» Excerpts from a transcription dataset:
···
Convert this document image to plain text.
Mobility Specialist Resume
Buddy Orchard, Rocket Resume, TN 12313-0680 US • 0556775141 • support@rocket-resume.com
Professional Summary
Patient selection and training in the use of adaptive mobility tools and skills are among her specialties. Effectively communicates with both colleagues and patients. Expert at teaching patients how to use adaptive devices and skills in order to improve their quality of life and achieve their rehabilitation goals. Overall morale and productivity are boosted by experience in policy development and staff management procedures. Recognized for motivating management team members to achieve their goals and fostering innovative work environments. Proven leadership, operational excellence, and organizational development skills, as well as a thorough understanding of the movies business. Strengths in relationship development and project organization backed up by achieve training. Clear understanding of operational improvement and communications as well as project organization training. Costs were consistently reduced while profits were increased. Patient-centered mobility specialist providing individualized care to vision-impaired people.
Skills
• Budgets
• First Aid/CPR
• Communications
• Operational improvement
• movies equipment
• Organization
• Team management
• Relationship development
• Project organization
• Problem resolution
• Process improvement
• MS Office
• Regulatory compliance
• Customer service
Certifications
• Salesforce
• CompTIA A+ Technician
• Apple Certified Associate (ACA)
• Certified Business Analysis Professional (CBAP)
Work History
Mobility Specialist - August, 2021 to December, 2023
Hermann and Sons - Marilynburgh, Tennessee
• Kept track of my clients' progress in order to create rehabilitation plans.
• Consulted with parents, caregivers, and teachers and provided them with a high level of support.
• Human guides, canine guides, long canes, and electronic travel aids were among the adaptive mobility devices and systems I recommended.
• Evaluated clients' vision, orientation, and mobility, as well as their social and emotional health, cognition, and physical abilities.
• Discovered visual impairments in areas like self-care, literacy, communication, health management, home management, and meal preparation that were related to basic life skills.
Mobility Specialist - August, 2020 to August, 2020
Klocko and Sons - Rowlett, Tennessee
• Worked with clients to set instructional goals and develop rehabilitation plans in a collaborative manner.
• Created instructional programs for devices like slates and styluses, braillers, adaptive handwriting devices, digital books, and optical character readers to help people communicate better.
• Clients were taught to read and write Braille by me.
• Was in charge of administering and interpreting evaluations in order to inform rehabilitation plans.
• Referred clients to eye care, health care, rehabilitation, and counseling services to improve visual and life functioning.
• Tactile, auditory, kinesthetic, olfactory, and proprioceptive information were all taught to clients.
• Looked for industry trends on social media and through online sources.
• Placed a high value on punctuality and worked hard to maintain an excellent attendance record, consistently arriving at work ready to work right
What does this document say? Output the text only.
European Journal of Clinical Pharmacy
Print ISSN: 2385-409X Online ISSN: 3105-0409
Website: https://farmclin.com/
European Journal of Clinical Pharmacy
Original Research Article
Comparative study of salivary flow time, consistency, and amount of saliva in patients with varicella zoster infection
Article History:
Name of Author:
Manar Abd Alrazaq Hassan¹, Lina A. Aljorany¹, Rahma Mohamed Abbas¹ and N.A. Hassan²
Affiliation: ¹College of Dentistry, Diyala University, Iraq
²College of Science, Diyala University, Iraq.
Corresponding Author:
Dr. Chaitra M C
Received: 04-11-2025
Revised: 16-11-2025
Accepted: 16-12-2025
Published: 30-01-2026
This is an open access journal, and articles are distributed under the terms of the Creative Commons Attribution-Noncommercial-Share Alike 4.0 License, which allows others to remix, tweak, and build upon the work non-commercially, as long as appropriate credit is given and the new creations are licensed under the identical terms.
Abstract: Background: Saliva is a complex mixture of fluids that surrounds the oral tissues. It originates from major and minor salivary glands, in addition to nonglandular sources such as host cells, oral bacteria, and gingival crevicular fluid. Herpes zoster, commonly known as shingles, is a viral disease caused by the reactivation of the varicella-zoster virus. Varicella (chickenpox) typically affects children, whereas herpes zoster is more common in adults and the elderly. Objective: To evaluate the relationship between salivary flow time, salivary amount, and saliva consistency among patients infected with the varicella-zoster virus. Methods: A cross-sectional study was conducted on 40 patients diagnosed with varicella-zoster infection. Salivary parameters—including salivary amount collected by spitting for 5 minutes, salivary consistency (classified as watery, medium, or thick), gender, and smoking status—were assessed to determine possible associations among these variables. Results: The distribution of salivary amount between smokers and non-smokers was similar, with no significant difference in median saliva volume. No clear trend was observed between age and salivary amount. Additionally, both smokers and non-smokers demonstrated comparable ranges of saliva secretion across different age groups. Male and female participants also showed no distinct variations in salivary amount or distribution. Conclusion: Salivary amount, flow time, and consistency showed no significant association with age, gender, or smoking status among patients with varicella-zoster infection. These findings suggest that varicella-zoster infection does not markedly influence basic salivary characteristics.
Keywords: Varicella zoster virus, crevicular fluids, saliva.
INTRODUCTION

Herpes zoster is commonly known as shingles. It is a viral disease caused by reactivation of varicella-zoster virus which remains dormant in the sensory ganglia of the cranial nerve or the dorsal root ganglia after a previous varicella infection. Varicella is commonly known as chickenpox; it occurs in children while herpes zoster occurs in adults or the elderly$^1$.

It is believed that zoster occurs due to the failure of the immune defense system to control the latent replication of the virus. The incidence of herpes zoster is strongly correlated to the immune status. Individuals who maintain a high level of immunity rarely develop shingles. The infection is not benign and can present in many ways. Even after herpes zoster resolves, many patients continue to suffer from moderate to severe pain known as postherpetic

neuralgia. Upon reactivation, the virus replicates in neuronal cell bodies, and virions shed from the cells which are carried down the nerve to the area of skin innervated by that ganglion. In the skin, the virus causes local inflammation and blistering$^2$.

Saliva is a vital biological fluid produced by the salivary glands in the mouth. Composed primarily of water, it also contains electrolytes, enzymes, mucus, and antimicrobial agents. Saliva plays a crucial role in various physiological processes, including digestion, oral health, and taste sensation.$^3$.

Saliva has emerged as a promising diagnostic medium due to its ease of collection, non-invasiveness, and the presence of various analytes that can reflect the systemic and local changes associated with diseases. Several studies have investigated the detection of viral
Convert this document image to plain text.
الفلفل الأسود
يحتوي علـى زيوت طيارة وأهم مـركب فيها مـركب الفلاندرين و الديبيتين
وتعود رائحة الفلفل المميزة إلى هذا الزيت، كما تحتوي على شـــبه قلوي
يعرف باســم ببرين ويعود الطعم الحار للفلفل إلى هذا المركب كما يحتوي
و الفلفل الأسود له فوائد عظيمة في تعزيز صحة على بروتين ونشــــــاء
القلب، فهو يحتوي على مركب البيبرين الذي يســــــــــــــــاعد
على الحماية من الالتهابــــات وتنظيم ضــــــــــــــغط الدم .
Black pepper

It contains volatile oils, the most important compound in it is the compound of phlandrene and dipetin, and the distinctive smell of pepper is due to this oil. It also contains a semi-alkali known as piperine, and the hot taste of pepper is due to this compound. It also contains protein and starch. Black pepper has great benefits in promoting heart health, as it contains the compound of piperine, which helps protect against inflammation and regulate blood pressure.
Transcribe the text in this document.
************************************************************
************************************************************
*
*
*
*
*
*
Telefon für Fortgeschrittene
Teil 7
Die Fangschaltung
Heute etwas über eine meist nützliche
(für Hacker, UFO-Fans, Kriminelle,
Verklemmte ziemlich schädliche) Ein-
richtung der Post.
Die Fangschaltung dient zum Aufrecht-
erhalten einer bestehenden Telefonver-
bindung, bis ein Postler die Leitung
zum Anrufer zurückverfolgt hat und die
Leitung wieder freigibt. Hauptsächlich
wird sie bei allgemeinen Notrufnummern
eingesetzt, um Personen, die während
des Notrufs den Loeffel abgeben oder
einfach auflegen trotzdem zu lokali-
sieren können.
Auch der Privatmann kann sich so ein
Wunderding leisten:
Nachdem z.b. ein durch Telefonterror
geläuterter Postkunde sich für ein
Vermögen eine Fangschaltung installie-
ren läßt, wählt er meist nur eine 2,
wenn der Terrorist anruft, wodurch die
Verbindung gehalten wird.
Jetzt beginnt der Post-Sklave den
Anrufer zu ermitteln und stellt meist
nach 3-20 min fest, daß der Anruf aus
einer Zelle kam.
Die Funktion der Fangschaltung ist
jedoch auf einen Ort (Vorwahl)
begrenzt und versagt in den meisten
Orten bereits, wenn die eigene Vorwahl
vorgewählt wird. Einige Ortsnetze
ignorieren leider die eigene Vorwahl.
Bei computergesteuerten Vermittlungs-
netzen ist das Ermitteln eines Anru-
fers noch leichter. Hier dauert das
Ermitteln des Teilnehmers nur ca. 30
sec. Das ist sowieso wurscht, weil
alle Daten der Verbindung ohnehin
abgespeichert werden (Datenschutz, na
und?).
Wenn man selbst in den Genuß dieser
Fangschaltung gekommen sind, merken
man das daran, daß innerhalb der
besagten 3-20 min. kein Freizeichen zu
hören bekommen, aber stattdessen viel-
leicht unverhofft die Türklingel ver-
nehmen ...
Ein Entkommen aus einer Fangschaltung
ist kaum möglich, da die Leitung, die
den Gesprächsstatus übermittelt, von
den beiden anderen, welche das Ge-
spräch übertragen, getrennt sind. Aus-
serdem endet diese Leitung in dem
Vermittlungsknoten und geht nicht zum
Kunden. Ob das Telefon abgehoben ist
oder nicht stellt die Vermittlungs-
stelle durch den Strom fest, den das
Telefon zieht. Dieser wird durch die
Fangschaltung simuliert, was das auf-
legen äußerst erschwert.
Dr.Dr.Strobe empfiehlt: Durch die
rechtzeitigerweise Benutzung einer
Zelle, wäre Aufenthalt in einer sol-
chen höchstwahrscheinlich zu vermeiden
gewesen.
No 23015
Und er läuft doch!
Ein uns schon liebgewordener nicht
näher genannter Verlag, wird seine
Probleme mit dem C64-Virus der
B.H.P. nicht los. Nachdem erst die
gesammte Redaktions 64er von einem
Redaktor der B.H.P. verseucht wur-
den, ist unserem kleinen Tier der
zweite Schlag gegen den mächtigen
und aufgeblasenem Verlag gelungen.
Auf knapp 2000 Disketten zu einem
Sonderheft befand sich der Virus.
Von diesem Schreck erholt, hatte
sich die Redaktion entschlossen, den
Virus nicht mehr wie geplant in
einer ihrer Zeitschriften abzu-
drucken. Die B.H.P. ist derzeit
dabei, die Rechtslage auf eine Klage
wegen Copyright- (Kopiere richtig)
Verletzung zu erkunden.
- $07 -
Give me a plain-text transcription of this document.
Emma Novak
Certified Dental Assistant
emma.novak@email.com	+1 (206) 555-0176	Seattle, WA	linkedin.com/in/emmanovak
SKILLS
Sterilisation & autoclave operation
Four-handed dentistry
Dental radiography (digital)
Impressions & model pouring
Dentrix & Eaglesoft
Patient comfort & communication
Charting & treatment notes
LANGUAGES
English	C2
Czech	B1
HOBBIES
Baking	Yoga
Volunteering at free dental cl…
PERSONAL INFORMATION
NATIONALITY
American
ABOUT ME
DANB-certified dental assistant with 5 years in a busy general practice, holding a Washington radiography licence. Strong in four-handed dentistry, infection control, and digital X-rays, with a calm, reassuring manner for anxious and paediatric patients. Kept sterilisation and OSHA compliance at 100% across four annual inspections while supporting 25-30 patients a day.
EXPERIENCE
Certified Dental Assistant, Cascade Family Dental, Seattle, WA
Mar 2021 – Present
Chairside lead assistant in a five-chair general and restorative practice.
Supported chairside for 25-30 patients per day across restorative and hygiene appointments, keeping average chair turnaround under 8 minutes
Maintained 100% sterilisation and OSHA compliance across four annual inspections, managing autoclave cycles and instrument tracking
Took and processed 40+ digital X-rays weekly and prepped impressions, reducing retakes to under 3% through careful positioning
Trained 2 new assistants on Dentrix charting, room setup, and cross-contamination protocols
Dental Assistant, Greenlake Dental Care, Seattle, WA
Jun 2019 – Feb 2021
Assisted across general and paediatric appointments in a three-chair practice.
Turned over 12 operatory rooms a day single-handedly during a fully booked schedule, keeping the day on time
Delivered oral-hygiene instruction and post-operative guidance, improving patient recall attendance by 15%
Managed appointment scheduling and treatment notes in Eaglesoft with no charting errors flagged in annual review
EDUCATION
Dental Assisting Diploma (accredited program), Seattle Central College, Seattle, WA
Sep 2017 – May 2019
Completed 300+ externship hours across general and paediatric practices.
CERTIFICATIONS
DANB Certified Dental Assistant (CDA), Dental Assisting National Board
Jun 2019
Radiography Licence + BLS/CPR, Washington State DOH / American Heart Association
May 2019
···
» Work required: Go through the data and show each line that holds "Eaglesoft".

» Reply:
Dentrix & Eaglesoft
Managed appointment scheduling and treatment notes in Eaglesoft with no charting errors flagged in annual review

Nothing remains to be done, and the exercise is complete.